Listing:
- - -
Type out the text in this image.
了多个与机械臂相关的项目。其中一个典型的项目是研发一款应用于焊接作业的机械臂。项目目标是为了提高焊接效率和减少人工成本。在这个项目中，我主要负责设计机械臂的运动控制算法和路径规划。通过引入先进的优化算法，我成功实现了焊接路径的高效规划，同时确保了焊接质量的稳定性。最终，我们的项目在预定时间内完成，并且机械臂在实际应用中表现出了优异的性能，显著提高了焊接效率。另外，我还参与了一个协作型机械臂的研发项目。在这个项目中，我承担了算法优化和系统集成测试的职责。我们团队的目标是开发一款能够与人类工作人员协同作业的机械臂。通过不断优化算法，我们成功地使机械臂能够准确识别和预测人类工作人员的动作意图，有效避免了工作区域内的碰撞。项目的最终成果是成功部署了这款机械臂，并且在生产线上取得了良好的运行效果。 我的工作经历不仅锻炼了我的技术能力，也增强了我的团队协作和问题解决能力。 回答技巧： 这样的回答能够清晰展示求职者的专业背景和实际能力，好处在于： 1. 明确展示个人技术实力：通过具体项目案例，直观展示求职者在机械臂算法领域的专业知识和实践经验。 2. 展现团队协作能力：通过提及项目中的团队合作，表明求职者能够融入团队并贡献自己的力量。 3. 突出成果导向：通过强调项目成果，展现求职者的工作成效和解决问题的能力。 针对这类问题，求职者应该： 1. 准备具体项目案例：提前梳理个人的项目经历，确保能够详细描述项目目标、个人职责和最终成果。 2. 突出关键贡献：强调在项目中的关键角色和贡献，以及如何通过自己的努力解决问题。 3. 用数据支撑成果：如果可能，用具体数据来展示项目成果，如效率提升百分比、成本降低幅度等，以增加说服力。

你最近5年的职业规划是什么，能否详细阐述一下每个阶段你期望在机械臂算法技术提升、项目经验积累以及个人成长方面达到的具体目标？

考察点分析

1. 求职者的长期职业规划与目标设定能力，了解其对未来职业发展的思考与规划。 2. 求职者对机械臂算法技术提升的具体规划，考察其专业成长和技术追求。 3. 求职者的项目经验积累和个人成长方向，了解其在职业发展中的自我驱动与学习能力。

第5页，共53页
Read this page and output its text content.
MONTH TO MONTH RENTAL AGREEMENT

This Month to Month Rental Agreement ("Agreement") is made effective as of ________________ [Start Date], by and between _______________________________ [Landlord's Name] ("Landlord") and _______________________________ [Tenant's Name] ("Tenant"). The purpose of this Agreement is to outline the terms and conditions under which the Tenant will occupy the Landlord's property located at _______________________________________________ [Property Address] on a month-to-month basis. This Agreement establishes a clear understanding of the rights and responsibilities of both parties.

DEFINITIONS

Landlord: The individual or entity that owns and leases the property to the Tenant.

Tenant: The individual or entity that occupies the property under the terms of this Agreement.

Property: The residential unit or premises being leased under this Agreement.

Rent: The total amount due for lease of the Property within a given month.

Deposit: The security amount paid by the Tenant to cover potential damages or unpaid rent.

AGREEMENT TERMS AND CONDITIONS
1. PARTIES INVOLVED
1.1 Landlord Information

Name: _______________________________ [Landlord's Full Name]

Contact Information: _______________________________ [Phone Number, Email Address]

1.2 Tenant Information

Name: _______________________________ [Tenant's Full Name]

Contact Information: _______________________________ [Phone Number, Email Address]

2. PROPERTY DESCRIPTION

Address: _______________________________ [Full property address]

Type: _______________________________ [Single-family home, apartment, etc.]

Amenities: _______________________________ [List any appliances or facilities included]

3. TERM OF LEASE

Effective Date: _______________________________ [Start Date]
- - -
The task:
Write out every line from the entries where "that" appears.

Complete answer:
Landlord: The individual or entity that owns and leases the property to the Tenant.
Tenant: The individual or entity that occupies the property under the terms of this Agreement.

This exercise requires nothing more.